Given request.
Where a line holds the string "label", return that line.

A run of records.
** Start **
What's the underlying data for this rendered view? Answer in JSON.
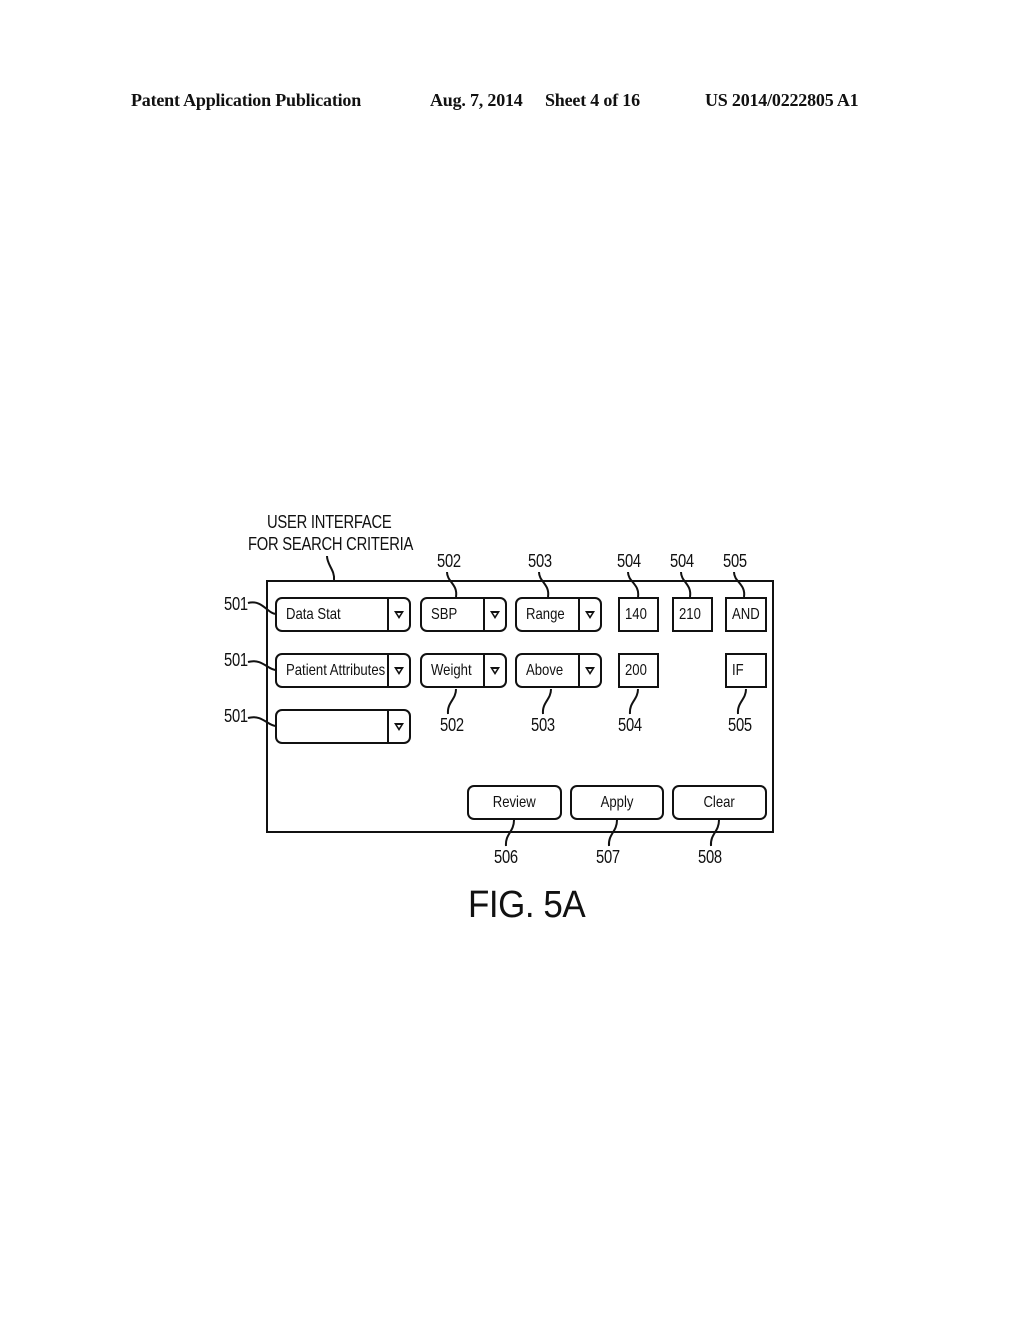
{
  "header": {
    "publication": "Patent Application Publication",
    "date": "Aug. 7, 2014",
    "sheet": "Sheet 4 of 16",
    "number": "US 2014/0222805 A1"
  },
  "figure": {
    "title_line1": "USER INTERFACE",
    "title_line2": "FOR SEARCH CRITERIA",
    "caption": "FIG. 5A",
    "rows": [
      {
        "category": {
          "value": "Data Stat",
          "ref": "501"
        },
        "parameter": {
          "value": "SBP",
          "ref": "502"
        },
        "operator": {
          "value": "Range",
          "ref": "503"
        },
        "value1": {
          "value": "140",
          "ref": "504"
        },
        "value2": {
          "value": "210",
          "ref": "504"
        },
        "logic": {
          "value": "AND",
          "ref": "505"
        }
      },
      {
        "category": {
          "value": "Patient Attributes",
          "ref": "501"
        },
        "parameter": {
          "value": "Weight",
          "ref": "502"
        },
        "operator": {
          "value": "Above",
          "ref": "503"
        },
        "value1": {
          "value": "200",
          "ref": "504"
        },
        "logic": {
          "value": "IF",
          "ref": "505"
        }
      },
      {
        "category": {
          "value": "",
          "ref": "501"
        }
      }
    ],
    "buttons": [
      {
        "label": "Review",
        "ref": "506"
      },
      {
        "label": "Apply",
        "ref": "507"
      },
      {
        "label": "Clear",
        "ref": "508"
      }
    ],
    "icons": {
      "dropdown": "triangle-down-icon"
    }
  }
}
** End **
The answer.
        "label": "Review",
        "label": "Apply",
        "label": "Clear",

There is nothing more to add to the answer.